**STATED GOAL:**
Reproduce the records below exactly, leaving out any pictures.

── DATASET EXCERPTS

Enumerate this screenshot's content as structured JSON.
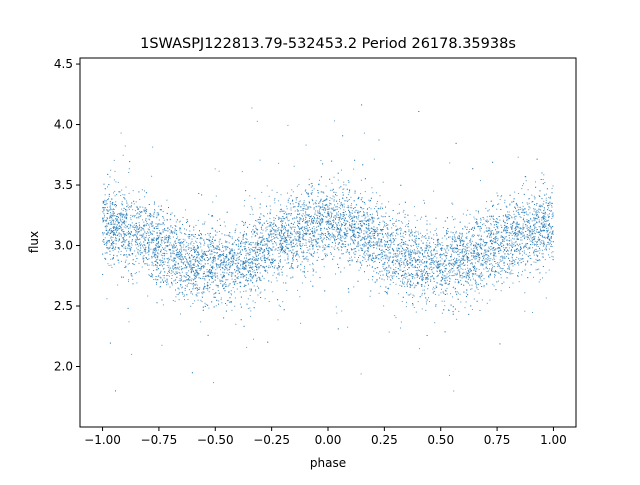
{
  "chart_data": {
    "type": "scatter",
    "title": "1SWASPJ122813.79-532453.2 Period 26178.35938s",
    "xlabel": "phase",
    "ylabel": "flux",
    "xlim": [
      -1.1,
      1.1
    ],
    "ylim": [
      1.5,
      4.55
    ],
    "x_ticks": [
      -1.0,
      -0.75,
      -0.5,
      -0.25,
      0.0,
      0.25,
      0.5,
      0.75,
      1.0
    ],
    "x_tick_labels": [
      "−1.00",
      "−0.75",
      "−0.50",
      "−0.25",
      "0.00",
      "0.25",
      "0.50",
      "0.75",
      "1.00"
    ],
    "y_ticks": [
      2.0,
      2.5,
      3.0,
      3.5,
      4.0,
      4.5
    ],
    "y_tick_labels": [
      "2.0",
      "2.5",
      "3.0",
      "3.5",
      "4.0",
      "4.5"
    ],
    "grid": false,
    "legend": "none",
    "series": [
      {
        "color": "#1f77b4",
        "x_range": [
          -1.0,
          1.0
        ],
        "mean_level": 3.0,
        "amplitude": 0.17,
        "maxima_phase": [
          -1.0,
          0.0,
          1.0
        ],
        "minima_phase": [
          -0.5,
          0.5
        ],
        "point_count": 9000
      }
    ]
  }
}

────

**PROBLEM SOLUTION:**
Enumerate this screenshot's content as structured JSON.
{
  "chart_data": {
    "type": "scatter",
    "title": "1SWASPJ122813.79-532453.2 Period 26178.35938s",
    "xlabel": "phase",
    "ylabel": "flux",
    "xlim": [
      -1.1,
      1.1
    ],
    "ylim": [
      1.5,
      4.55
    ],
    "x_ticks": [
      -1.0,
      -0.75,
      -0.5,
      -0.25,
      0.0,
      0.25,
      0.5,
      0.75,
      1.0
    ],
    "x_tick_labels": [
      "−1.00",
      "−0.75",
      "−0.50",
      "−0.25",
      "0.00",
      "0.25",
      "0.50",
      "0.75",
      "1.00"
    ],
    "y_ticks": [
      2.0,
      2.5,
      3.0,
      3.5,
      4.0,
      4.5
    ],
    "y_tick_labels": [
      "2.0",
      "2.5",
      "3.0",
      "3.5",
      "4.0",
      "4.5"
    ],
    "grid": false,
    "legend": "none",
    "series": [
      {
        "color": "#1f77b4",
        "x_range": [
          -1.0,
          1.0
        ],
        "mean_level": 3.0,
        "amplitude": 0.17,
        "maxima_phase": [
          -1.0,
          0.0,
          1.0
        ],
        "minima_phase": [
          -0.5,
          0.5
        ],
        "point_count": 9000
      }
    ]
  }
}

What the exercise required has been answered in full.